#### [WHAT YOU WILL DO]
Your task is to copy every line of the entries that contains "Badan".

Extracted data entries
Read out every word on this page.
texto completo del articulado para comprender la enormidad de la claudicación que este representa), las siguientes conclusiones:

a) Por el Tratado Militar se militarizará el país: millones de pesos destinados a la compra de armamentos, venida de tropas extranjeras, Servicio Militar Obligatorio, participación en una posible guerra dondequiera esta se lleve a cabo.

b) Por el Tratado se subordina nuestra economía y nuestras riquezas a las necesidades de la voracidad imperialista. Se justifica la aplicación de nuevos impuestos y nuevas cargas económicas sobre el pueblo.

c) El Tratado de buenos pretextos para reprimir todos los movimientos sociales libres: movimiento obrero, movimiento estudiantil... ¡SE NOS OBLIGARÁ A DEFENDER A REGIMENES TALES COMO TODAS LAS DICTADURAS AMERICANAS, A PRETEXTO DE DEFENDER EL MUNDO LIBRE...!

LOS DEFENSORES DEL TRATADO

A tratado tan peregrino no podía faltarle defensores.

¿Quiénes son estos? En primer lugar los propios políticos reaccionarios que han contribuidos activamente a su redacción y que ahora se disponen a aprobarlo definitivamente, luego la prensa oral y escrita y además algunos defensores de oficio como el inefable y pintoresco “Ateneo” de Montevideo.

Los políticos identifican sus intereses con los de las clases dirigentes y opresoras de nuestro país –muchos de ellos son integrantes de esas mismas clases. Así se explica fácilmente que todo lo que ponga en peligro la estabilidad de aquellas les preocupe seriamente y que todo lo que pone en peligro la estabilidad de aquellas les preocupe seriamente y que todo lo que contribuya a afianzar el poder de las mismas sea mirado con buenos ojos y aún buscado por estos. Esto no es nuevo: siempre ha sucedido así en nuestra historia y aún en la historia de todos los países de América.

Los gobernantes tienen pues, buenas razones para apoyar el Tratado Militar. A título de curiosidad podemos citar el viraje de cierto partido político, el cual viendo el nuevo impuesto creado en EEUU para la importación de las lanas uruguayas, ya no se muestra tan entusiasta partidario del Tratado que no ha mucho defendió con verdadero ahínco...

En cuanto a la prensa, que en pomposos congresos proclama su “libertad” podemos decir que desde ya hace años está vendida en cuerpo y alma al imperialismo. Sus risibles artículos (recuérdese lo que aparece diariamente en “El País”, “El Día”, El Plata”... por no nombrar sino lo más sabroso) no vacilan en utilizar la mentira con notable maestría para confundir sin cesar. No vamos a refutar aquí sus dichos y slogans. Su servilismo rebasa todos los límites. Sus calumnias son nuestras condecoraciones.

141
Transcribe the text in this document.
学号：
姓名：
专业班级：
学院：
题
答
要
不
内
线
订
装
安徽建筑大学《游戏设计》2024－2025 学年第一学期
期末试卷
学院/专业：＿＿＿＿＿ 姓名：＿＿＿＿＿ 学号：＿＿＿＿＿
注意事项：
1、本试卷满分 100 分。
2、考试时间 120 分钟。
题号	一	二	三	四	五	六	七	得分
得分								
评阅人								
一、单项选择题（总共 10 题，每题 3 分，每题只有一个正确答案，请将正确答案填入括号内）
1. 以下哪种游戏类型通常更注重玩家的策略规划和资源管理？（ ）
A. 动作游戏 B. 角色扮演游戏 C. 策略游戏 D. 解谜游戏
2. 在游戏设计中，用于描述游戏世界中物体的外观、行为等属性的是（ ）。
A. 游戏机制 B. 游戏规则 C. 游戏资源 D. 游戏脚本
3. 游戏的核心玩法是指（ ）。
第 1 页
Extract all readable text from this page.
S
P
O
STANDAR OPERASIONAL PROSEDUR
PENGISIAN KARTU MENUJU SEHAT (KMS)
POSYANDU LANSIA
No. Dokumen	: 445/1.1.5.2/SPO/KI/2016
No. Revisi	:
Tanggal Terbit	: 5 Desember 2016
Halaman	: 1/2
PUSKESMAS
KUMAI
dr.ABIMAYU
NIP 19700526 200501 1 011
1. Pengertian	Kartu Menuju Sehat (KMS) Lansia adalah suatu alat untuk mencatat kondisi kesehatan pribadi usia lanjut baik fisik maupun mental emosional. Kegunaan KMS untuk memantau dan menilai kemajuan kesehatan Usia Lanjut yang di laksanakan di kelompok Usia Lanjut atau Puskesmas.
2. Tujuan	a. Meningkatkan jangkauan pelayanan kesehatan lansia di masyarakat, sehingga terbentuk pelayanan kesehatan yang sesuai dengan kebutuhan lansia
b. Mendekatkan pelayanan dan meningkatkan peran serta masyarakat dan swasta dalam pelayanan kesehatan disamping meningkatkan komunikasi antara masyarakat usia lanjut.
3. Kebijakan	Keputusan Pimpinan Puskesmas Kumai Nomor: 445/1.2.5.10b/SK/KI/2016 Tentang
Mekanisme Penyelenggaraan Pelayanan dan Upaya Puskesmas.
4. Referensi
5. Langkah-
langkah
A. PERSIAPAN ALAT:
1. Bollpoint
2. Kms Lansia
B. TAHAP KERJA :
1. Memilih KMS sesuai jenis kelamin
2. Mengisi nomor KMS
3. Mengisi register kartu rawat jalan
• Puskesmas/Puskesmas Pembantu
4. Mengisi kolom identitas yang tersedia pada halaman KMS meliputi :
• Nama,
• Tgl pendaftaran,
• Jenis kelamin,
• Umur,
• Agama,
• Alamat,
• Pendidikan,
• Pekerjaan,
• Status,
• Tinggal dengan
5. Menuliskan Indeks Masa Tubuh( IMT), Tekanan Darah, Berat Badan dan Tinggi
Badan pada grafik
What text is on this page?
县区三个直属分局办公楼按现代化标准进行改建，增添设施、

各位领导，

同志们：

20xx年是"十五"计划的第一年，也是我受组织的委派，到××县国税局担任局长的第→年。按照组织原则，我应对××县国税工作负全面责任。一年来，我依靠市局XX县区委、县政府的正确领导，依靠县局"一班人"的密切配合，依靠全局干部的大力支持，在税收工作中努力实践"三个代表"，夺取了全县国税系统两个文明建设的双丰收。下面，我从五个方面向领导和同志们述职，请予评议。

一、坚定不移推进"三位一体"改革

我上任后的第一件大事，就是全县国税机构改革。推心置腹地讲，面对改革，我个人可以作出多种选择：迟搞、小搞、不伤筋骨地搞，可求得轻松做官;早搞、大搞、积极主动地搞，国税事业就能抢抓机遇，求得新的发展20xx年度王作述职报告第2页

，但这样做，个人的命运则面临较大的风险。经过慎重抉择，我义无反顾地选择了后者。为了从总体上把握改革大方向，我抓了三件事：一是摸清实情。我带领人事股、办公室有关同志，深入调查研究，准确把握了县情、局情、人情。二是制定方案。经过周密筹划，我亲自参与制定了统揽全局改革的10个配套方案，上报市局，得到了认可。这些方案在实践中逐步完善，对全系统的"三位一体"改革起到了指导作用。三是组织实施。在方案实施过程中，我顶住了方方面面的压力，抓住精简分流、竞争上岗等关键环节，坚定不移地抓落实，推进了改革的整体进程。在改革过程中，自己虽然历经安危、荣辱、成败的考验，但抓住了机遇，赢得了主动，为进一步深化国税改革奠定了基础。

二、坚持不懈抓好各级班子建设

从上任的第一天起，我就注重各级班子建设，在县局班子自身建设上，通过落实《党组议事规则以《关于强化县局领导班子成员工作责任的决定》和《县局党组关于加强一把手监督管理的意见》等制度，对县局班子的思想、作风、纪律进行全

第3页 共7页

#### [EXERCISE RESULT]
5. Menuliskan Indeks Masa Tubuh( IMT), Tekanan Darah, Berat Badan dan Tinggi
Badan pada grafik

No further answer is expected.